Stored data:
--

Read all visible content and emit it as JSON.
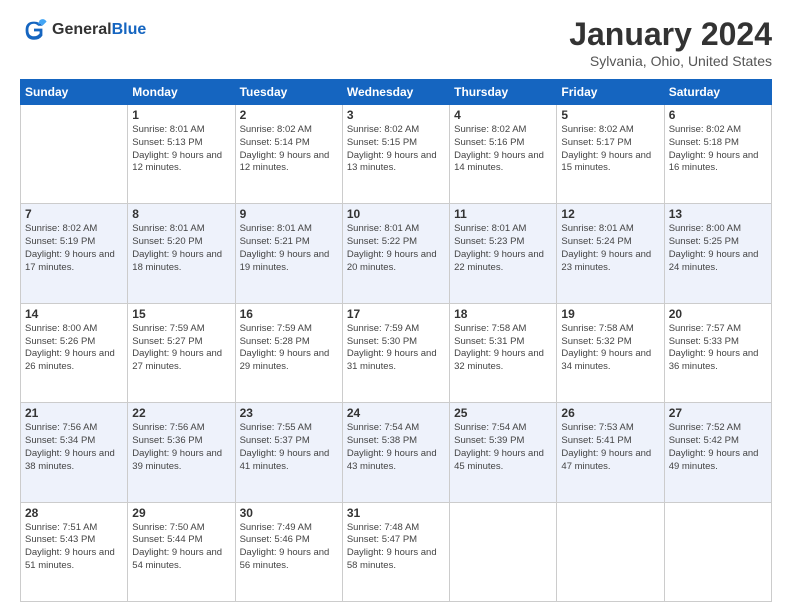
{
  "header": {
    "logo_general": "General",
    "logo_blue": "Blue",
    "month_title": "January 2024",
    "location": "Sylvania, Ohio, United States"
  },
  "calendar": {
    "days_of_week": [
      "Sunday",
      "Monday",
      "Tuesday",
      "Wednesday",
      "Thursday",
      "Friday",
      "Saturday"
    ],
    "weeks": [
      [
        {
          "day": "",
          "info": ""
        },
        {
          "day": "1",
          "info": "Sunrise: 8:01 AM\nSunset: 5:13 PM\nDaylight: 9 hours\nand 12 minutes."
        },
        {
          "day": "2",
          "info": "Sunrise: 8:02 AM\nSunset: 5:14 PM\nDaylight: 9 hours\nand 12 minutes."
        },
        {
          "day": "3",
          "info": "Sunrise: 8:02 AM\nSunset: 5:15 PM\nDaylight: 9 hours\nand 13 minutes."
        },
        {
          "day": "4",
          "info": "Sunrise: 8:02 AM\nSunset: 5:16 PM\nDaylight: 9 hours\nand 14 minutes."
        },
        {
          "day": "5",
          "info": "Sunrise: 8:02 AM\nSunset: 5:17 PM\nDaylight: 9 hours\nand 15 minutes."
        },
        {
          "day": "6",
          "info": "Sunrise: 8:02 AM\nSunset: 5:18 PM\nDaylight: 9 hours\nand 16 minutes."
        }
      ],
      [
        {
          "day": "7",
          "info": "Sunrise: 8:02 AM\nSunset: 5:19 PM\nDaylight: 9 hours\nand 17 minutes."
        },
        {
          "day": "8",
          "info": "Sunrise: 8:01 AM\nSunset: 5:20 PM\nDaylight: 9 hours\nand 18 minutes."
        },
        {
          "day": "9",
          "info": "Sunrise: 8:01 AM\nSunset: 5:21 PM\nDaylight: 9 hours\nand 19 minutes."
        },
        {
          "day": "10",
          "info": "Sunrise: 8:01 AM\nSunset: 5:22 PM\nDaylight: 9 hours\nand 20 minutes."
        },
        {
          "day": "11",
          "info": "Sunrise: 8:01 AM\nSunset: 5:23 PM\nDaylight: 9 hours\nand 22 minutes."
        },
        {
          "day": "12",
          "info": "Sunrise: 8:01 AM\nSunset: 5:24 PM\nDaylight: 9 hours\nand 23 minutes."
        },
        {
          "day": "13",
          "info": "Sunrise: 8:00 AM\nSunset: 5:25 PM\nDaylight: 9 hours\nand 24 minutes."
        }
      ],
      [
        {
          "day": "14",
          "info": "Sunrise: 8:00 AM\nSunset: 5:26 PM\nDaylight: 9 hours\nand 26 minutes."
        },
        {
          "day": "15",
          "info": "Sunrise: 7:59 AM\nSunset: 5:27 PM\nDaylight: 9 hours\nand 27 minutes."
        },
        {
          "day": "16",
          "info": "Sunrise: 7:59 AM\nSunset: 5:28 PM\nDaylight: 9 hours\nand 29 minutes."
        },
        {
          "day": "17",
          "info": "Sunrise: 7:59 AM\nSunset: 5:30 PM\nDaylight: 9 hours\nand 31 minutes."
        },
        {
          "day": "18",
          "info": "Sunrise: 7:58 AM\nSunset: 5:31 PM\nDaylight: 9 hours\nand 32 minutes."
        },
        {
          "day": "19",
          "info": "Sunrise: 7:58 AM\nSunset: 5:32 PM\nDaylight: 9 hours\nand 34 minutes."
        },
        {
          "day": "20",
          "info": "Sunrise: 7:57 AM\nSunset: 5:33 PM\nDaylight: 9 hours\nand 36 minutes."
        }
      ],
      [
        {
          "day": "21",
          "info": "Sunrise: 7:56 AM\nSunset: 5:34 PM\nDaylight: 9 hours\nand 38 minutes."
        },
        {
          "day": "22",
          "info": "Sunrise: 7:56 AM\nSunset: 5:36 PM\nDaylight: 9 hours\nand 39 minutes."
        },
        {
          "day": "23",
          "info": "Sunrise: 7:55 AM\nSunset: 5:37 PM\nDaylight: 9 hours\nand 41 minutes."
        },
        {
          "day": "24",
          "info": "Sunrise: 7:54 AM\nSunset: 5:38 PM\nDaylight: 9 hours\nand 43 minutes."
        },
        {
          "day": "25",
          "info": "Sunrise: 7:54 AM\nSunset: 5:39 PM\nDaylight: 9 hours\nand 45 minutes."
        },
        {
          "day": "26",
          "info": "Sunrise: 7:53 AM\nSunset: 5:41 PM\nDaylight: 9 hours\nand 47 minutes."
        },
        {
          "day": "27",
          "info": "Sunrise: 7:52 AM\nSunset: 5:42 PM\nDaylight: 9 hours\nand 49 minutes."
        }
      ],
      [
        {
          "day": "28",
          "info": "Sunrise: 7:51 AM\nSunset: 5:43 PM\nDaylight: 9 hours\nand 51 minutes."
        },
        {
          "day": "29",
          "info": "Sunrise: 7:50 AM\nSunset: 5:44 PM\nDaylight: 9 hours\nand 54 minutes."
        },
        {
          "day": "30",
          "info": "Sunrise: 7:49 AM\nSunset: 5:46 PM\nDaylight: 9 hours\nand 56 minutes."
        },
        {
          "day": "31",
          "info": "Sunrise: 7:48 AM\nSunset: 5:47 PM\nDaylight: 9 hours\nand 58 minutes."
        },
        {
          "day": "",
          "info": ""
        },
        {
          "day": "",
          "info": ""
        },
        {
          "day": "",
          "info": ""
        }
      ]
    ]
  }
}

--

§ WHAT IS REQUIRED
Leave the pictures out, and print every line of the listing exactly as written.

§ EXERCISE RESULT
Read all visible content and emit it as JSON.
{
  "header": {
    "logo_general": "General",
    "logo_blue": "Blue",
    "month_title": "January 2024",
    "location": "Sylvania, Ohio, United States"
  },
  "calendar": {
    "days_of_week": [
      "Sunday",
      "Monday",
      "Tuesday",
      "Wednesday",
      "Thursday",
      "Friday",
      "Saturday"
    ],
    "weeks": [
      [
        {
          "day": "",
          "info": ""
        },
        {
          "day": "1",
          "info": "Sunrise: 8:01 AM\nSunset: 5:13 PM\nDaylight: 9 hours\nand 12 minutes."
        },
        {
          "day": "2",
          "info": "Sunrise: 8:02 AM\nSunset: 5:14 PM\nDaylight: 9 hours\nand 12 minutes."
        },
        {
          "day": "3",
          "info": "Sunrise: 8:02 AM\nSunset: 5:15 PM\nDaylight: 9 hours\nand 13 minutes."
        },
        {
          "day": "4",
          "info": "Sunrise: 8:02 AM\nSunset: 5:16 PM\nDaylight: 9 hours\nand 14 minutes."
        },
        {
          "day": "5",
          "info": "Sunrise: 8:02 AM\nSunset: 5:17 PM\nDaylight: 9 hours\nand 15 minutes."
        },
        {
          "day": "6",
          "info": "Sunrise: 8:02 AM\nSunset: 5:18 PM\nDaylight: 9 hours\nand 16 minutes."
        }
      ],
      [
        {
          "day": "7",
          "info": "Sunrise: 8:02 AM\nSunset: 5:19 PM\nDaylight: 9 hours\nand 17 minutes."
        },
        {
          "day": "8",
          "info": "Sunrise: 8:01 AM\nSunset: 5:20 PM\nDaylight: 9 hours\nand 18 minutes."
        },
        {
          "day": "9",
          "info": "Sunrise: 8:01 AM\nSunset: 5:21 PM\nDaylight: 9 hours\nand 19 minutes."
        },
        {
          "day": "10",
          "info": "Sunrise: 8:01 AM\nSunset: 5:22 PM\nDaylight: 9 hours\nand 20 minutes."
        },
        {
          "day": "11",
          "info": "Sunrise: 8:01 AM\nSunset: 5:23 PM\nDaylight: 9 hours\nand 22 minutes."
        },
        {
          "day": "12",
          "info": "Sunrise: 8:01 AM\nSunset: 5:24 PM\nDaylight: 9 hours\nand 23 minutes."
        },
        {
          "day": "13",
          "info": "Sunrise: 8:00 AM\nSunset: 5:25 PM\nDaylight: 9 hours\nand 24 minutes."
        }
      ],
      [
        {
          "day": "14",
          "info": "Sunrise: 8:00 AM\nSunset: 5:26 PM\nDaylight: 9 hours\nand 26 minutes."
        },
        {
          "day": "15",
          "info": "Sunrise: 7:59 AM\nSunset: 5:27 PM\nDaylight: 9 hours\nand 27 minutes."
        },
        {
          "day": "16",
          "info": "Sunrise: 7:59 AM\nSunset: 5:28 PM\nDaylight: 9 hours\nand 29 minutes."
        },
        {
          "day": "17",
          "info": "Sunrise: 7:59 AM\nSunset: 5:30 PM\nDaylight: 9 hours\nand 31 minutes."
        },
        {
          "day": "18",
          "info": "Sunrise: 7:58 AM\nSunset: 5:31 PM\nDaylight: 9 hours\nand 32 minutes."
        },
        {
          "day": "19",
          "info": "Sunrise: 7:58 AM\nSunset: 5:32 PM\nDaylight: 9 hours\nand 34 minutes."
        },
        {
          "day": "20",
          "info": "Sunrise: 7:57 AM\nSunset: 5:33 PM\nDaylight: 9 hours\nand 36 minutes."
        }
      ],
      [
        {
          "day": "21",
          "info": "Sunrise: 7:56 AM\nSunset: 5:34 PM\nDaylight: 9 hours\nand 38 minutes."
        },
        {
          "day": "22",
          "info": "Sunrise: 7:56 AM\nSunset: 5:36 PM\nDaylight: 9 hours\nand 39 minutes."
        },
        {
          "day": "23",
          "info": "Sunrise: 7:55 AM\nSunset: 5:37 PM\nDaylight: 9 hours\nand 41 minutes."
        },
        {
          "day": "24",
          "info": "Sunrise: 7:54 AM\nSunset: 5:38 PM\nDaylight: 9 hours\nand 43 minutes."
        },
        {
          "day": "25",
          "info": "Sunrise: 7:54 AM\nSunset: 5:39 PM\nDaylight: 9 hours\nand 45 minutes."
        },
        {
          "day": "26",
          "info": "Sunrise: 7:53 AM\nSunset: 5:41 PM\nDaylight: 9 hours\nand 47 minutes."
        },
        {
          "day": "27",
          "info": "Sunrise: 7:52 AM\nSunset: 5:42 PM\nDaylight: 9 hours\nand 49 minutes."
        }
      ],
      [
        {
          "day": "28",
          "info": "Sunrise: 7:51 AM\nSunset: 5:43 PM\nDaylight: 9 hours\nand 51 minutes."
        },
        {
          "day": "29",
          "info": "Sunrise: 7:50 AM\nSunset: 5:44 PM\nDaylight: 9 hours\nand 54 minutes."
        },
        {
          "day": "30",
          "info": "Sunrise: 7:49 AM\nSunset: 5:46 PM\nDaylight: 9 hours\nand 56 minutes."
        },
        {
          "day": "31",
          "info": "Sunrise: 7:48 AM\nSunset: 5:47 PM\nDaylight: 9 hours\nand 58 minutes."
        },
        {
          "day": "",
          "info": ""
        },
        {
          "day": "",
          "info": ""
        },
        {
          "day": "",
          "info": ""
        }
      ]
    ]
  }
}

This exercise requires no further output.